- _Gevraagd werk_:
Vervang "ceiling-canopy" door "ceiling-cap" in de rijen vanaf de rij met "dimension-label: 200 —" tot en met de rij met "page-title: Подвесы: [851, 118, 1081, 174]", en geef alleen die rijen terug met verder alles ongewijzigd.

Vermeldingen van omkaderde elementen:
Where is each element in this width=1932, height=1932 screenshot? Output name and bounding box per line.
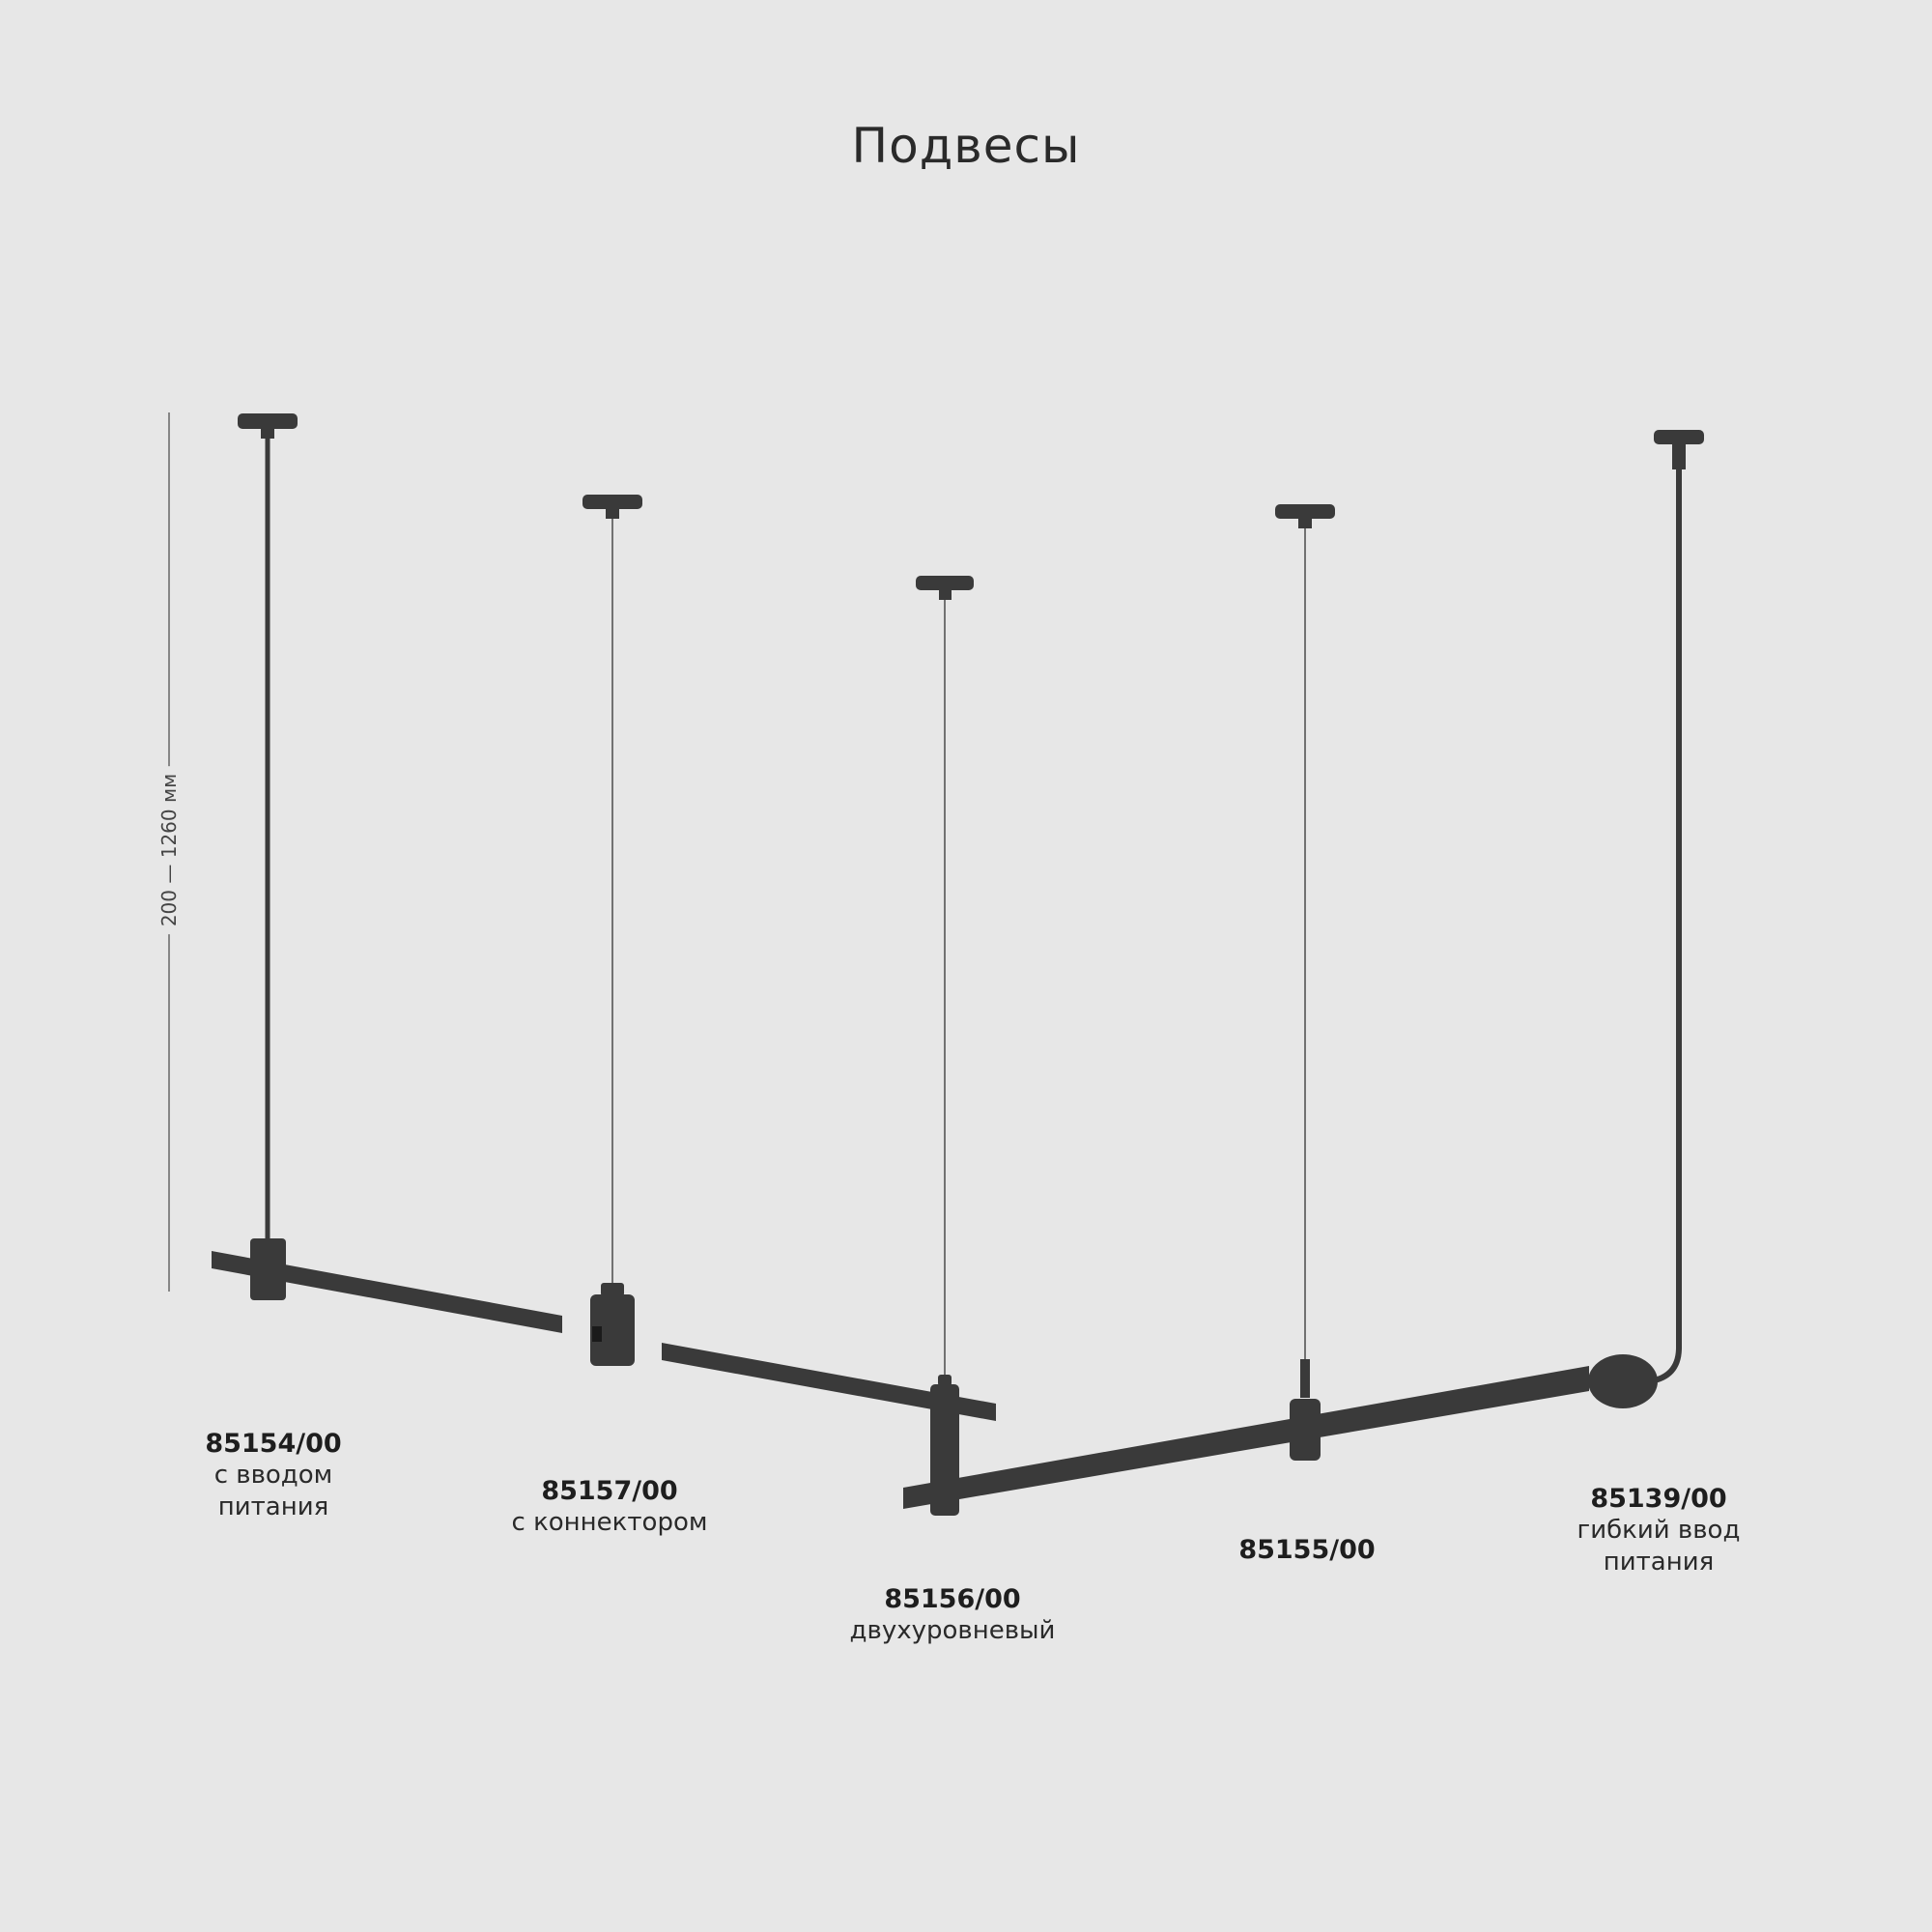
dimension-label: 200 — 1260 мм: [157, 765, 181, 935]
product-desc: с коннектором: [511, 1508, 708, 1537]
ceiling-canopy: [1654, 430, 1704, 444]
product-code: 85139/00: [1590, 1484, 1727, 1514]
rail-mount: [250, 1238, 286, 1300]
track-rail: [662, 1343, 996, 1421]
product-code: 85155/00: [1238, 1535, 1376, 1565]
pendant-85156: [903, 576, 1589, 1516]
ceiling-canopy: [582, 495, 642, 509]
page-title: Подвесы: [851, 118, 1081, 174]
product-label-85157: 85157/00 с коннектором: [436, 1475, 783, 1539]
ceiling-canopy: [1275, 504, 1335, 519]
ceiling-canopy: [916, 576, 974, 590]
product-label-85155: 85155/00: [1133, 1534, 1481, 1566]
ceiling-canopy: [238, 413, 298, 429]
rail-mount: [1290, 1399, 1321, 1461]
connector-body: [590, 1294, 635, 1366]
pendant-85157: [582, 495, 996, 1421]
product-desc: двухуровневый: [849, 1616, 1056, 1645]
suspension-rod: [265, 439, 270, 1240]
end-cap: [1588, 1354, 1658, 1408]
pendant-85154: [212, 413, 562, 1333]
product-label-85154: 85154/00 с вводом питания: [99, 1428, 447, 1523]
product-desc: питания: [1603, 1548, 1715, 1577]
two-level-body: [930, 1384, 959, 1516]
track-rail: [212, 1251, 562, 1333]
flexible-power-cable: [1649, 469, 1682, 1384]
product-label-85156: 85156/00 двухуровневый: [779, 1583, 1126, 1647]
pendant-85139: [1588, 430, 1704, 1408]
product-code: 85156/00: [884, 1584, 1021, 1614]
product-desc: питания: [217, 1492, 329, 1521]
product-code: 85157/00: [541, 1476, 678, 1506]
product-label-85139: 85139/00 гибкий ввод питания: [1485, 1483, 1833, 1578]
product-desc: гибкий ввод: [1577, 1516, 1741, 1545]
lower-track-rail: [903, 1366, 1589, 1509]
product-desc: с вводом: [213, 1461, 333, 1490]
pendant-85155: [1275, 504, 1335, 1461]
product-code: 85154/00: [205, 1429, 342, 1459]
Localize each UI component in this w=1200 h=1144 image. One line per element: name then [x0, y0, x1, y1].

- _Volledige uitvoer_:
dimension-label: 200 — 1260 мм: [157, 765, 181, 935]
product-desc: с коннектором: [511, 1508, 708, 1537]
ceiling-cap: [1654, 430, 1704, 444]
product-code: 85139/00: [1590, 1484, 1727, 1514]
rail-mount: [250, 1238, 286, 1300]
track-rail: [662, 1343, 996, 1421]
product-code: 85155/00: [1238, 1535, 1376, 1565]
pendant-85156: [903, 576, 1589, 1516]
ceiling-cap: [582, 495, 642, 509]
page-title: Подвесы: [851, 118, 1081, 174]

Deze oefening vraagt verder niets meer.